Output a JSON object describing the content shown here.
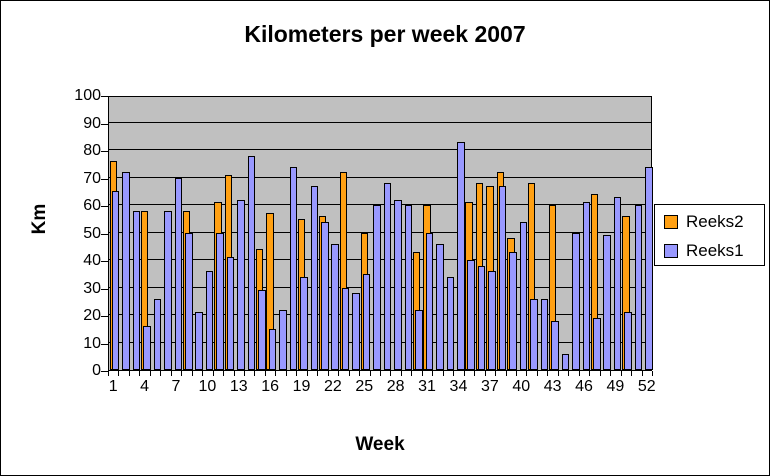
{
  "chart_data": {
    "type": "bar",
    "title": "Kilometers per week 2007",
    "xlabel": "Week",
    "ylabel": "Km",
    "ylim": [
      0,
      100
    ],
    "ytick_step": 10,
    "y_tick_labels": [
      "0",
      "10",
      "20",
      "30",
      "40",
      "50",
      "60",
      "70",
      "80",
      "90",
      "100"
    ],
    "x_tick_labels": [
      "1",
      "4",
      "7",
      "10",
      "13",
      "16",
      "19",
      "22",
      "25",
      "28",
      "31",
      "34",
      "37",
      "40",
      "43",
      "46",
      "49",
      "52"
    ],
    "grid": true,
    "plot_bg": "#C0C0C0",
    "legend_position": "right",
    "categories": [
      1,
      2,
      3,
      4,
      5,
      6,
      7,
      8,
      9,
      10,
      11,
      12,
      13,
      14,
      15,
      16,
      17,
      18,
      19,
      20,
      21,
      22,
      23,
      24,
      25,
      26,
      27,
      28,
      29,
      30,
      31,
      32,
      33,
      34,
      35,
      36,
      37,
      38,
      39,
      40,
      41,
      42,
      43,
      44,
      45,
      46,
      47,
      48,
      49,
      50,
      51,
      52
    ],
    "series": [
      {
        "name": "Reeks2",
        "color": "#FFA013",
        "values": [
          76,
          0,
          0,
          58,
          0,
          0,
          0,
          58,
          0,
          0,
          61,
          71,
          0,
          0,
          44,
          57,
          0,
          0,
          55,
          0,
          56,
          0,
          72,
          0,
          50,
          0,
          0,
          0,
          0,
          43,
          60,
          0,
          0,
          0,
          61,
          68,
          67,
          72,
          48,
          0,
          68,
          0,
          60,
          0,
          0,
          0,
          64,
          0,
          0,
          56,
          0,
          0
        ]
      },
      {
        "name": "Reeks1",
        "color": "#9999FF",
        "values": [
          65,
          72,
          58,
          16,
          26,
          58,
          70,
          50,
          21,
          36,
          50,
          41,
          62,
          78,
          29,
          15,
          22,
          74,
          34,
          67,
          54,
          46,
          30,
          28,
          35,
          60,
          68,
          62,
          60,
          22,
          50,
          46,
          34,
          83,
          40,
          38,
          36,
          67,
          43,
          54,
          26,
          26,
          18,
          6,
          50,
          61,
          19,
          49,
          63,
          21,
          60,
          74
        ]
      }
    ]
  }
}
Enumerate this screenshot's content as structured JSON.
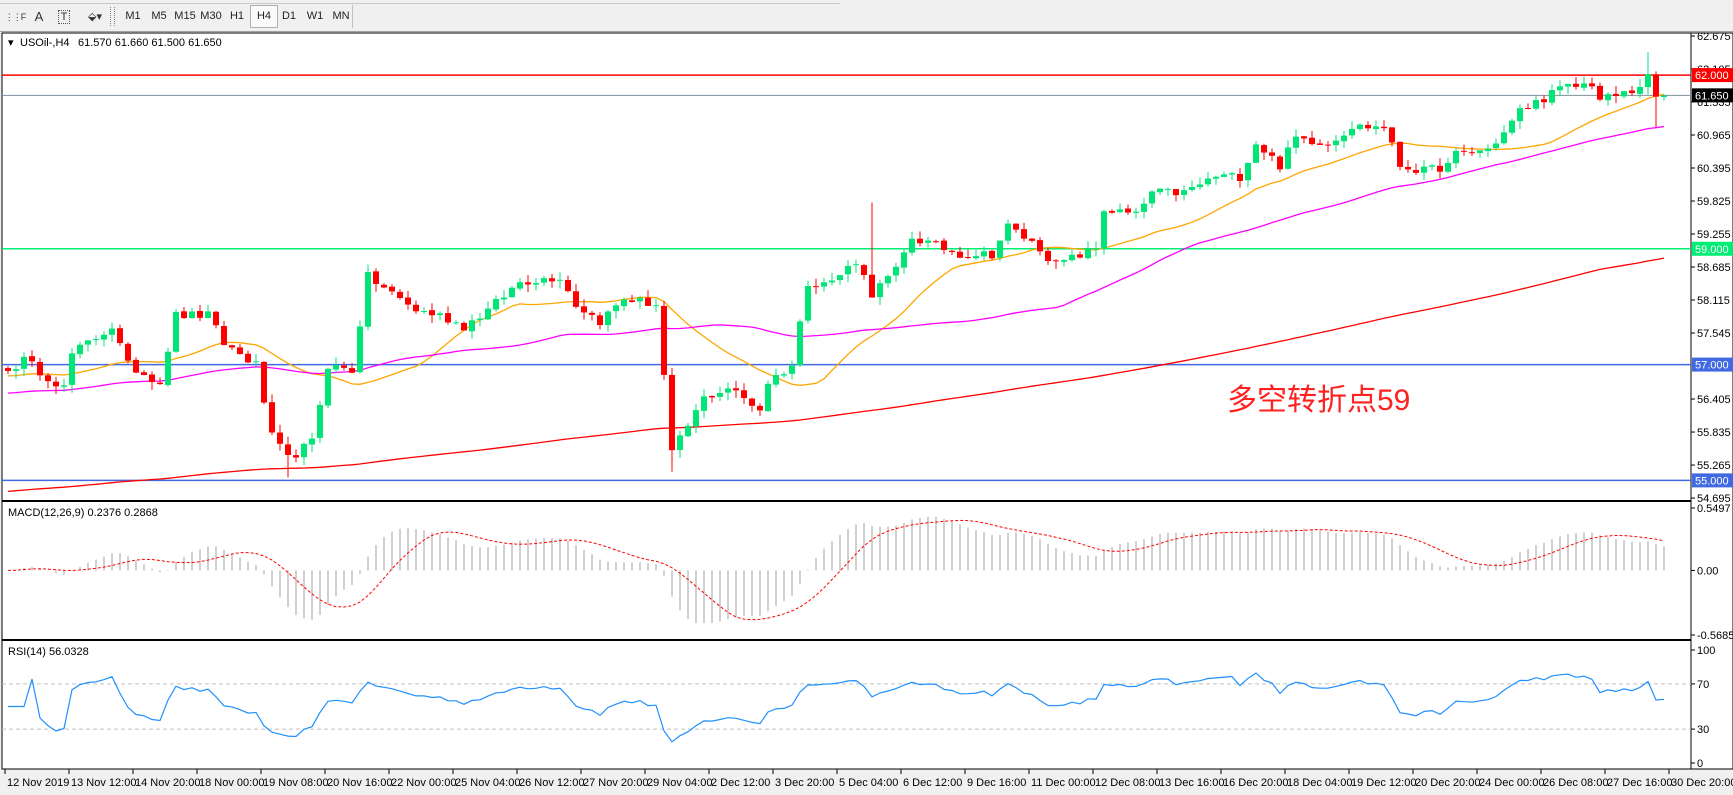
{
  "toolbar": {
    "icons": [
      "period-separator-icon",
      "text-A-icon",
      "text-label-icon",
      "arrows-icon"
    ],
    "timeframes": [
      "M1",
      "M5",
      "M15",
      "M30",
      "H1",
      "H4",
      "D1",
      "W1",
      "MN"
    ],
    "active_timeframe": "H4"
  },
  "main": {
    "symbol_label": "USOil-,H4",
    "ohlc": "61.570 61.660 61.500 61.650",
    "annotation": "多空转折点59",
    "annotation_color": "#ff2020",
    "price_ticks": [
      "62.675",
      "62.105",
      "61.535",
      "60.965",
      "60.395",
      "59.825",
      "59.255",
      "58.685",
      "58.115",
      "57.545",
      "56.405",
      "55.835",
      "55.265",
      "54.695"
    ],
    "hlines": [
      {
        "price": 62.0,
        "label": "62.000",
        "color": "#ff0000"
      },
      {
        "price": 61.65,
        "label": "61.650",
        "color": "#000000",
        "line_color": "#8090a0"
      },
      {
        "price": 59.0,
        "label": "59.000",
        "color": "#00ee76"
      },
      {
        "price": 57.0,
        "label": "57.000",
        "color": "#4169e1"
      },
      {
        "price": 55.0,
        "label": "55.000",
        "color": "#4169e1"
      }
    ]
  },
  "macd": {
    "label": "MACD(12,26,9) 0.2376 0.2868",
    "ticks": [
      "0.5497",
      "0.00",
      "-0.5685"
    ]
  },
  "rsi": {
    "label": "RSI(14) 56.0328",
    "ticks": [
      "100",
      "70",
      "30",
      "0"
    ]
  },
  "time_axis": [
    "12 Nov 2019",
    "13 Nov 12:00",
    "14 Nov 20:00",
    "18 Nov 00:00",
    "19 Nov 08:00",
    "20 Nov 16:00",
    "22 Nov 00:00",
    "25 Nov 04:00",
    "26 Nov 12:00",
    "27 Nov 20:00",
    "29 Nov 04:00",
    "2 Dec 12:00",
    "3 Dec 20:00",
    "5 Dec 04:00",
    "6 Dec 12:00",
    "9 Dec 16:00",
    "11 Dec 00:00",
    "12 Dec 08:00",
    "13 Dec 16:00",
    "16 Dec 20:00",
    "18 Dec 04:00",
    "19 Dec 12:00",
    "20 Dec 20:00",
    "24 Dec 00:00",
    "26 Dec 08:00",
    "27 Dec 16:00",
    "30 Dec 20:00"
  ],
  "chart_data": {
    "type": "candlestick",
    "symbol": "USOil-",
    "timeframe": "H4",
    "ylim": [
      54.695,
      62.675
    ],
    "bars": 208,
    "close_path": [
      [
        0,
        56.89
      ],
      [
        2,
        57.08
      ],
      [
        7,
        56.6
      ],
      [
        8,
        57.18
      ],
      [
        13,
        57.66
      ],
      [
        15,
        56.99
      ],
      [
        19,
        56.7
      ],
      [
        21,
        57.85
      ],
      [
        25,
        57.85
      ],
      [
        27,
        57.37
      ],
      [
        31,
        56.99
      ],
      [
        33,
        55.75
      ],
      [
        35,
        55.37
      ],
      [
        38,
        55.66
      ],
      [
        40,
        56.99
      ],
      [
        43,
        56.9
      ],
      [
        45,
        58.52
      ],
      [
        48,
        58.23
      ],
      [
        51,
        57.94
      ],
      [
        54,
        57.85
      ],
      [
        57,
        57.66
      ],
      [
        60,
        57.94
      ],
      [
        64,
        58.43
      ],
      [
        69,
        58.52
      ],
      [
        71,
        58.04
      ],
      [
        74,
        57.75
      ],
      [
        77,
        58.14
      ],
      [
        81,
        58.04
      ],
      [
        82,
        56.8
      ],
      [
        83,
        55.46
      ],
      [
        87,
        56.42
      ],
      [
        90,
        56.6
      ],
      [
        94,
        56.23
      ],
      [
        95,
        56.7
      ],
      [
        98,
        56.99
      ],
      [
        100,
        58.43
      ],
      [
        103,
        58.43
      ],
      [
        106,
        58.8
      ],
      [
        108,
        58.23
      ],
      [
        111,
        58.62
      ],
      [
        113,
        59.2
      ],
      [
        115,
        59.1
      ],
      [
        119,
        58.91
      ],
      [
        123,
        58.91
      ],
      [
        125,
        59.39
      ],
      [
        129,
        59.01
      ],
      [
        131,
        58.72
      ],
      [
        136,
        59.01
      ],
      [
        137,
        59.68
      ],
      [
        141,
        59.58
      ],
      [
        143,
        59.97
      ],
      [
        147,
        59.97
      ],
      [
        151,
        60.25
      ],
      [
        154,
        60.25
      ],
      [
        156,
        60.83
      ],
      [
        159,
        60.44
      ],
      [
        161,
        60.92
      ],
      [
        165,
        60.83
      ],
      [
        168,
        61.11
      ],
      [
        172,
        61.11
      ],
      [
        174,
        60.44
      ],
      [
        177,
        60.34
      ],
      [
        180,
        60.44
      ],
      [
        181,
        60.63
      ],
      [
        185,
        60.72
      ],
      [
        187,
        61.0
      ],
      [
        189,
        61.38
      ],
      [
        194,
        61.76
      ],
      [
        198,
        61.86
      ],
      [
        199,
        61.57
      ],
      [
        203,
        61.72
      ],
      [
        205,
        61.95
      ],
      [
        206,
        61.61
      ],
      [
        207,
        61.65
      ]
    ],
    "colors": {
      "bull": "#00e676",
      "bear": "#ff0000",
      "ma_fast": "#ffa500",
      "ma_mid": "#ff00ff",
      "ma_slow": "#ff0000",
      "macd_hist": "#c0c0c0",
      "macd_signal": "#ff0000",
      "rsi": "#1e90ff"
    },
    "macd_range": [
      -0.5685,
      0.5497
    ],
    "rsi_levels": [
      70,
      30
    ]
  }
}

**Directive:** Identify each line of the material where the word "content" shows up, and copy it.

**Written solution:**
Output a JSON object describing the content shown here.
Enumerate this screenshot's content as structured JSON.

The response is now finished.